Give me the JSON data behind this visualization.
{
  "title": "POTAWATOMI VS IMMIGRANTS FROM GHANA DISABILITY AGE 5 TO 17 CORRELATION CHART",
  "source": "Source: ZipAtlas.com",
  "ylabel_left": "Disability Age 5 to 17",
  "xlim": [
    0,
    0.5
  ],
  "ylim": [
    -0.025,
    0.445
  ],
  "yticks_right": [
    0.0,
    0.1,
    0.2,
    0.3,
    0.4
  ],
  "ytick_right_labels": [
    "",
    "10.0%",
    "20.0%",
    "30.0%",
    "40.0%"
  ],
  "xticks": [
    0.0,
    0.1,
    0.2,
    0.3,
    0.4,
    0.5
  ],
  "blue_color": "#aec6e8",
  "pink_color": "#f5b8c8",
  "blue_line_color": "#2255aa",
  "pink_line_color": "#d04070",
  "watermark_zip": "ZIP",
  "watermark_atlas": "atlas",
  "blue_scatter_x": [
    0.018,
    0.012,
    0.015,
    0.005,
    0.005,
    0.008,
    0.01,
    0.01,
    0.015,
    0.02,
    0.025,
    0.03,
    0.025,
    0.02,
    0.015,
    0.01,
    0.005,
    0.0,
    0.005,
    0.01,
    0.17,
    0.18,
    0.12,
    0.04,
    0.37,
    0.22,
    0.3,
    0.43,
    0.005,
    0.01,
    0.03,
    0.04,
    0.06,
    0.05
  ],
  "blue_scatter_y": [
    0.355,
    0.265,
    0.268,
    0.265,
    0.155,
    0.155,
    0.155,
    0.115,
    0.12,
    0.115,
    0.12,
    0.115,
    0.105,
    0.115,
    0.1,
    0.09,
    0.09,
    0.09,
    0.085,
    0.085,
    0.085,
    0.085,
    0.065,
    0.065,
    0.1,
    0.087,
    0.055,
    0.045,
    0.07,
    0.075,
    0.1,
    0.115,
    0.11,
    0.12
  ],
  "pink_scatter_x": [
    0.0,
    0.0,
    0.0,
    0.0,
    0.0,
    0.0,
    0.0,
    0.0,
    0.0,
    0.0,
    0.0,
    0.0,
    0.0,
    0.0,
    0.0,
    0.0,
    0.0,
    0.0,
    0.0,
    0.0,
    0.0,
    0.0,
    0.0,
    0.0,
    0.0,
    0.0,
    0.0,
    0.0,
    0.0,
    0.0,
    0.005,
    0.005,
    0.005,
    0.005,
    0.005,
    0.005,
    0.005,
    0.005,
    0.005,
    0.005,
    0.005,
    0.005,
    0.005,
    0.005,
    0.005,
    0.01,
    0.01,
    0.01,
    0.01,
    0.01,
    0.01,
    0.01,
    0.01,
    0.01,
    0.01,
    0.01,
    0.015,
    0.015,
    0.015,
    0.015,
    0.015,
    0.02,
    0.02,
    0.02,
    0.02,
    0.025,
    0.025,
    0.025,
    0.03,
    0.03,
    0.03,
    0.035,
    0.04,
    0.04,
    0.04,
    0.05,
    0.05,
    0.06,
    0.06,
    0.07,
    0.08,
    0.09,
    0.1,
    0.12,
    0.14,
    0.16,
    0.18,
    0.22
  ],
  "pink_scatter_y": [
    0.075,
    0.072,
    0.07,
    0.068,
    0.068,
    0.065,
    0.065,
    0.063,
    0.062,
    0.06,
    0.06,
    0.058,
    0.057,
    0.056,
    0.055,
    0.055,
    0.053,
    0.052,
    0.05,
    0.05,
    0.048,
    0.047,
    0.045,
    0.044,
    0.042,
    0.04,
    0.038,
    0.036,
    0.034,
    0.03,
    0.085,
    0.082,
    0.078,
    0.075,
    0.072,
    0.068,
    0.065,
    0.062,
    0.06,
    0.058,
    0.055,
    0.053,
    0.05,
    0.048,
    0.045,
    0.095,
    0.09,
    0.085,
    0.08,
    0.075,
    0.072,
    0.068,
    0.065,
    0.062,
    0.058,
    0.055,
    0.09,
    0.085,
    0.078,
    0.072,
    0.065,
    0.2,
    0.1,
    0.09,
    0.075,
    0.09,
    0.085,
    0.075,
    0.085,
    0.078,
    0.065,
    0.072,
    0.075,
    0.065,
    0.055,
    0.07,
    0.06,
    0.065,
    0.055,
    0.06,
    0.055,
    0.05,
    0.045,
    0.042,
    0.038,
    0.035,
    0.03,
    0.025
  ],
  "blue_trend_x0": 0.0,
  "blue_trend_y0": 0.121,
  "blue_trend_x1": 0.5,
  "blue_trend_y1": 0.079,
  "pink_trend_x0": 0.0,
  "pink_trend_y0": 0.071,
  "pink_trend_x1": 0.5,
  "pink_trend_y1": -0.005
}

= = = = =

_Requirement:_ Set out the complete listing exactly as shown.

_Expected output:_
Give me the JSON data behind this visualization.
{
  "title": "POTAWATOMI VS IMMIGRANTS FROM GHANA DISABILITY AGE 5 TO 17 CORRELATION CHART",
  "source": "Source: ZipAtlas.com",
  "ylabel_left": "Disability Age 5 to 17",
  "xlim": [
    0,
    0.5
  ],
  "ylim": [
    -0.025,
    0.445
  ],
  "yticks_right": [
    0.0,
    0.1,
    0.2,
    0.3,
    0.4
  ],
  "ytick_right_labels": [
    "",
    "10.0%",
    "20.0%",
    "30.0%",
    "40.0%"
  ],
  "xticks": [
    0.0,
    0.1,
    0.2,
    0.3,
    0.4,
    0.5
  ],
  "blue_color": "#aec6e8",
  "pink_color": "#f5b8c8",
  "blue_line_color": "#2255aa",
  "pink_line_color": "#d04070",
  "watermark_zip": "ZIP",
  "watermark_atlas": "atlas",
  "blue_scatter_x": [
    0.018,
    0.012,
    0.015,
    0.005,
    0.005,
    0.008,
    0.01,
    0.01,
    0.015,
    0.02,
    0.025,
    0.03,
    0.025,
    0.02,
    0.015,
    0.01,
    0.005,
    0.0,
    0.005,
    0.01,
    0.17,
    0.18,
    0.12,
    0.04,
    0.37,
    0.22,
    0.3,
    0.43,
    0.005,
    0.01,
    0.03,
    0.04,
    0.06,
    0.05
  ],
  "blue_scatter_y": [
    0.355,
    0.265,
    0.268,
    0.265,
    0.155,
    0.155,
    0.155,
    0.115,
    0.12,
    0.115,
    0.12,
    0.115,
    0.105,
    0.115,
    0.1,
    0.09,
    0.09,
    0.09,
    0.085,
    0.085,
    0.085,
    0.085,
    0.065,
    0.065,
    0.1,
    0.087,
    0.055,
    0.045,
    0.07,
    0.075,
    0.1,
    0.115,
    0.11,
    0.12
  ],
  "pink_scatter_x": [
    0.0,
    0.0,
    0.0,
    0.0,
    0.0,
    0.0,
    0.0,
    0.0,
    0.0,
    0.0,
    0.0,
    0.0,
    0.0,
    0.0,
    0.0,
    0.0,
    0.0,
    0.0,
    0.0,
    0.0,
    0.0,
    0.0,
    0.0,
    0.0,
    0.0,
    0.0,
    0.0,
    0.0,
    0.0,
    0.0,
    0.005,
    0.005,
    0.005,
    0.005,
    0.005,
    0.005,
    0.005,
    0.005,
    0.005,
    0.005,
    0.005,
    0.005,
    0.005,
    0.005,
    0.005,
    0.01,
    0.01,
    0.01,
    0.01,
    0.01,
    0.01,
    0.01,
    0.01,
    0.01,
    0.01,
    0.01,
    0.015,
    0.015,
    0.015,
    0.015,
    0.015,
    0.02,
    0.02,
    0.02,
    0.02,
    0.025,
    0.025,
    0.025,
    0.03,
    0.03,
    0.03,
    0.035,
    0.04,
    0.04,
    0.04,
    0.05,
    0.05,
    0.06,
    0.06,
    0.07,
    0.08,
    0.09,
    0.1,
    0.12,
    0.14,
    0.16,
    0.18,
    0.22
  ],
  "pink_scatter_y": [
    0.075,
    0.072,
    0.07,
    0.068,
    0.068,
    0.065,
    0.065,
    0.063,
    0.062,
    0.06,
    0.06,
    0.058,
    0.057,
    0.056,
    0.055,
    0.055,
    0.053,
    0.052,
    0.05,
    0.05,
    0.048,
    0.047,
    0.045,
    0.044,
    0.042,
    0.04,
    0.038,
    0.036,
    0.034,
    0.03,
    0.085,
    0.082,
    0.078,
    0.075,
    0.072,
    0.068,
    0.065,
    0.062,
    0.06,
    0.058,
    0.055,
    0.053,
    0.05,
    0.048,
    0.045,
    0.095,
    0.09,
    0.085,
    0.08,
    0.075,
    0.072,
    0.068,
    0.065,
    0.062,
    0.058,
    0.055,
    0.09,
    0.085,
    0.078,
    0.072,
    0.065,
    0.2,
    0.1,
    0.09,
    0.075,
    0.09,
    0.085,
    0.075,
    0.085,
    0.078,
    0.065,
    0.072,
    0.075,
    0.065,
    0.055,
    0.07,
    0.06,
    0.065,
    0.055,
    0.06,
    0.055,
    0.05,
    0.045,
    0.042,
    0.038,
    0.035,
    0.03,
    0.025
  ],
  "blue_trend_x0": 0.0,
  "blue_trend_y0": 0.121,
  "blue_trend_x1": 0.5,
  "blue_trend_y1": 0.079,
  "pink_trend_x0": 0.0,
  "pink_trend_y0": 0.071,
  "pink_trend_x1": 0.5,
  "pink_trend_y1": -0.005
}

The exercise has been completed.